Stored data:
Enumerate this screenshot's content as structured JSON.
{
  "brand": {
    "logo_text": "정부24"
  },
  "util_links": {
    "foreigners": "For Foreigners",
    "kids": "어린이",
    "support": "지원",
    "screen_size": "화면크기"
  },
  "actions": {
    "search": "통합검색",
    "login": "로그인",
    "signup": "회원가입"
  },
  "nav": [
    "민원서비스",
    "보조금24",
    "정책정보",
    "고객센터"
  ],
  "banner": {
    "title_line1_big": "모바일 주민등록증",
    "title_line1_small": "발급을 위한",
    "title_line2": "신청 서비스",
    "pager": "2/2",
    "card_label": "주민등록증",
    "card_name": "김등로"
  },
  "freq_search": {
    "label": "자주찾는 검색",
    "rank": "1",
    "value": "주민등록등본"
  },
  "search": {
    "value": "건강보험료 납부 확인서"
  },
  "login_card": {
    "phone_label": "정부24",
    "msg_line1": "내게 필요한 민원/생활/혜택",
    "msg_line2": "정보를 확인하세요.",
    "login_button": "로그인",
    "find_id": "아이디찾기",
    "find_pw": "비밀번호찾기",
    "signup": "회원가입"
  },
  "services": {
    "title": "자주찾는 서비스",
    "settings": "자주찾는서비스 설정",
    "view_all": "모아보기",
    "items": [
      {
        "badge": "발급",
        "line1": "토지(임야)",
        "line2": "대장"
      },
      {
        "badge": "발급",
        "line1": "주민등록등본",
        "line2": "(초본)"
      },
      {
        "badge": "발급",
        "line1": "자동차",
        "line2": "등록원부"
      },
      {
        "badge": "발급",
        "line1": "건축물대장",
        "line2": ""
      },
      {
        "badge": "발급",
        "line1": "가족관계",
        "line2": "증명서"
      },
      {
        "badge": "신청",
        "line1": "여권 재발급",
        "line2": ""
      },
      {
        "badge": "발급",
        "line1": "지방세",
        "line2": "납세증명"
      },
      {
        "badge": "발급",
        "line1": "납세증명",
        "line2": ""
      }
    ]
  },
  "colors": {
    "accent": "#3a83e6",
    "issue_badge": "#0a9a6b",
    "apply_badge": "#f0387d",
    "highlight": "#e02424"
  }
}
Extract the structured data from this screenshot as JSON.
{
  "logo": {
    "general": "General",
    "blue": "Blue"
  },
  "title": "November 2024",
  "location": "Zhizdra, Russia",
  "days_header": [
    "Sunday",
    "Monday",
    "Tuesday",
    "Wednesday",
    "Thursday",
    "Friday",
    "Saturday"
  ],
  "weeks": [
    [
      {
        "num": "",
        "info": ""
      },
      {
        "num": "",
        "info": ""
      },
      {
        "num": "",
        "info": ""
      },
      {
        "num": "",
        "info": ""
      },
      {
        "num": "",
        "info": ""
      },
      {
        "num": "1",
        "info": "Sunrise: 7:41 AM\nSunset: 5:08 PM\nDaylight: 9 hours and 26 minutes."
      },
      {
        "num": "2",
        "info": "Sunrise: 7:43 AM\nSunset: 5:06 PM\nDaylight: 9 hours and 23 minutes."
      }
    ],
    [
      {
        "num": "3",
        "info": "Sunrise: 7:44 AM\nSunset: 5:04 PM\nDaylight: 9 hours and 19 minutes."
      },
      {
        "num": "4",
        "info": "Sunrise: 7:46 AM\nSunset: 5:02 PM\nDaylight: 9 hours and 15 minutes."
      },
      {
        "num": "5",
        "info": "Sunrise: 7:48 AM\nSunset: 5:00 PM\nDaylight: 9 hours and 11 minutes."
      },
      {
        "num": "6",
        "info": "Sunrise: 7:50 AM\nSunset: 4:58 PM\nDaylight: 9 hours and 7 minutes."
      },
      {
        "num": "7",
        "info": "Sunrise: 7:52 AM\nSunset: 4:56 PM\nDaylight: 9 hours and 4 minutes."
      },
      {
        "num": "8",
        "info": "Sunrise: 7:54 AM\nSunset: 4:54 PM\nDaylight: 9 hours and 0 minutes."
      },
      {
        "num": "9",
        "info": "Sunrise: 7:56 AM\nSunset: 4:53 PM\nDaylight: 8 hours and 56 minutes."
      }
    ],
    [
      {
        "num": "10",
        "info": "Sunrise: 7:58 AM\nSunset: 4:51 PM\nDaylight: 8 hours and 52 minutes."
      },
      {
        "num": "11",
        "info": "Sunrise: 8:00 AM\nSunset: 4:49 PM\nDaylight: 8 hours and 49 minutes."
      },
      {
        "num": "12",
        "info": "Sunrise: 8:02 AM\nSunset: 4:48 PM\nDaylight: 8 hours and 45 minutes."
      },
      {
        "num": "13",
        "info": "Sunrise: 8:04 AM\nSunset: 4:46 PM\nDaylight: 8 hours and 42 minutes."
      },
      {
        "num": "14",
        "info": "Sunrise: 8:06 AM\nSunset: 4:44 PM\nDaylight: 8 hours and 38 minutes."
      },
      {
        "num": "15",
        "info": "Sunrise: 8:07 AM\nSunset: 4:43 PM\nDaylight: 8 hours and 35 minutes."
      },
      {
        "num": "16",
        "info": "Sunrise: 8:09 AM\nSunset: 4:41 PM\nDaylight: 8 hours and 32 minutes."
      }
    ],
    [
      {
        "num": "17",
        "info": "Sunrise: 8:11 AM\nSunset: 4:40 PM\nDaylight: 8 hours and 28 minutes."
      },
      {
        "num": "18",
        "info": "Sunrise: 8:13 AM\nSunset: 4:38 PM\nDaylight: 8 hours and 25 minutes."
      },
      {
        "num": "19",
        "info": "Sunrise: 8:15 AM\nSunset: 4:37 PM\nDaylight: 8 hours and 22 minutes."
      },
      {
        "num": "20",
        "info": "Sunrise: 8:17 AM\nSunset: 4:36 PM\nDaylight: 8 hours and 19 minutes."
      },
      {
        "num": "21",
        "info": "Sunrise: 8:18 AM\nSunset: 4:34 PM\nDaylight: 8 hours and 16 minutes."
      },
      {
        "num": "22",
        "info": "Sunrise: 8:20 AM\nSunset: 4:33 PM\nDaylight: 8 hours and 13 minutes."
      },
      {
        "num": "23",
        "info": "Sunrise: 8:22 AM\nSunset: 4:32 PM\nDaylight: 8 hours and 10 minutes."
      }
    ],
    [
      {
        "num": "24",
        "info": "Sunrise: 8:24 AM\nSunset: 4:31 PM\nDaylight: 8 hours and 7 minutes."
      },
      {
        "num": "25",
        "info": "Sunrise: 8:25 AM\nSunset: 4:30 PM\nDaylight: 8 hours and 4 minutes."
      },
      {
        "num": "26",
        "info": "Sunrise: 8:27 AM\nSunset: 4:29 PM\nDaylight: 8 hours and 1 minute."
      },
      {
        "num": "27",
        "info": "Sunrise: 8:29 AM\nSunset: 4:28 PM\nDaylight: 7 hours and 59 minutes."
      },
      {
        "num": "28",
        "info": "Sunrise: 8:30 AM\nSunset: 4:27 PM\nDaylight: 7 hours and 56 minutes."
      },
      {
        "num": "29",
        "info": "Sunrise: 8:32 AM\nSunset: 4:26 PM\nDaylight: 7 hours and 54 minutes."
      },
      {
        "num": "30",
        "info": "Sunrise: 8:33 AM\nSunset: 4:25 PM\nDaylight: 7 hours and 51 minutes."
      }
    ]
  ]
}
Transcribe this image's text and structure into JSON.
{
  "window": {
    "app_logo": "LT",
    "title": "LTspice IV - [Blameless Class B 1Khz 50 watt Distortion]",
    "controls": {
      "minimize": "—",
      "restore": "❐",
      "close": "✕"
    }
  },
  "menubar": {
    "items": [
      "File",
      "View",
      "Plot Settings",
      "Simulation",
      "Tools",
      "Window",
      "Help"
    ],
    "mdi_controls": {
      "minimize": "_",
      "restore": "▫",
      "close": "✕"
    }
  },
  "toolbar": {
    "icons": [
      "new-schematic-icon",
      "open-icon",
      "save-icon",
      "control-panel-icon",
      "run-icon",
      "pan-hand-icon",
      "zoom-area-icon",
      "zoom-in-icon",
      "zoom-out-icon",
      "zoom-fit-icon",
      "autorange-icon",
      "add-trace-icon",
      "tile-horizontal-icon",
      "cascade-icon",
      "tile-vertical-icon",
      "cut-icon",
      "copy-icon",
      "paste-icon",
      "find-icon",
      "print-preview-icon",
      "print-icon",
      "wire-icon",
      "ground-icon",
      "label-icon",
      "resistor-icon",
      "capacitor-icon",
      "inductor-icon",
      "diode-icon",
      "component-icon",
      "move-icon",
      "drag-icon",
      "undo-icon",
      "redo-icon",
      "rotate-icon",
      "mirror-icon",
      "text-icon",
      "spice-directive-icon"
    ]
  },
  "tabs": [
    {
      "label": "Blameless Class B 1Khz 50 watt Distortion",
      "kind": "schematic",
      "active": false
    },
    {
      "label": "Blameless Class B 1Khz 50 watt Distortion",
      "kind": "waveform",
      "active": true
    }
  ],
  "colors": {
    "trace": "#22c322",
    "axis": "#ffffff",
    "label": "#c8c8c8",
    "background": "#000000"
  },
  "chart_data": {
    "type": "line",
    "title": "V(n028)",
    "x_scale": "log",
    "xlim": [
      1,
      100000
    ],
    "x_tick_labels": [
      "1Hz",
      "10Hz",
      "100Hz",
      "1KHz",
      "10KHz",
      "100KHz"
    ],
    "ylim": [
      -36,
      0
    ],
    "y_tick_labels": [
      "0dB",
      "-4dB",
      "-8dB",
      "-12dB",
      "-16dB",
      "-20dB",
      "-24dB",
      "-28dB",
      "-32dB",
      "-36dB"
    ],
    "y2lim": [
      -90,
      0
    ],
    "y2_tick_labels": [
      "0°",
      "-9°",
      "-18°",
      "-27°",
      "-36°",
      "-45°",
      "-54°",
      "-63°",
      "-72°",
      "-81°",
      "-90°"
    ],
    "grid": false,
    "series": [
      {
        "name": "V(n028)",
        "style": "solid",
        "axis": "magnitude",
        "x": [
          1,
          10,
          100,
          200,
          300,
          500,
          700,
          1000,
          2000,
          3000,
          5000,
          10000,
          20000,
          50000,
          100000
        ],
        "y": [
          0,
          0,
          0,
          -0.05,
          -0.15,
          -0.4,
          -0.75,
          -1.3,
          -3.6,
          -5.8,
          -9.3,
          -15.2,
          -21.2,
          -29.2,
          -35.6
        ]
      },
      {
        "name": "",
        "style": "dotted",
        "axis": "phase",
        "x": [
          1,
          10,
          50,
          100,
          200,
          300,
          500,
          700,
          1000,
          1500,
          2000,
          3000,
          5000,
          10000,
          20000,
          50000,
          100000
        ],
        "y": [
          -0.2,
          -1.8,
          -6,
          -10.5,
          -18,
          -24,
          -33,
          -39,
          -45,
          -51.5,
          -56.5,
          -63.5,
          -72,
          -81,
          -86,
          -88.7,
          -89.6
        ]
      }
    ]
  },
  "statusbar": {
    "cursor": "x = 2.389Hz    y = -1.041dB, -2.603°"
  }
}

__Problem statement__
From the entries above, return each line with the word "JSON" in it.

__The reply__
Enumerate this screenshot's content as structured JSON.
Extract the structured data from this screenshot as JSON.
Transcribe this image's text and structure into JSON.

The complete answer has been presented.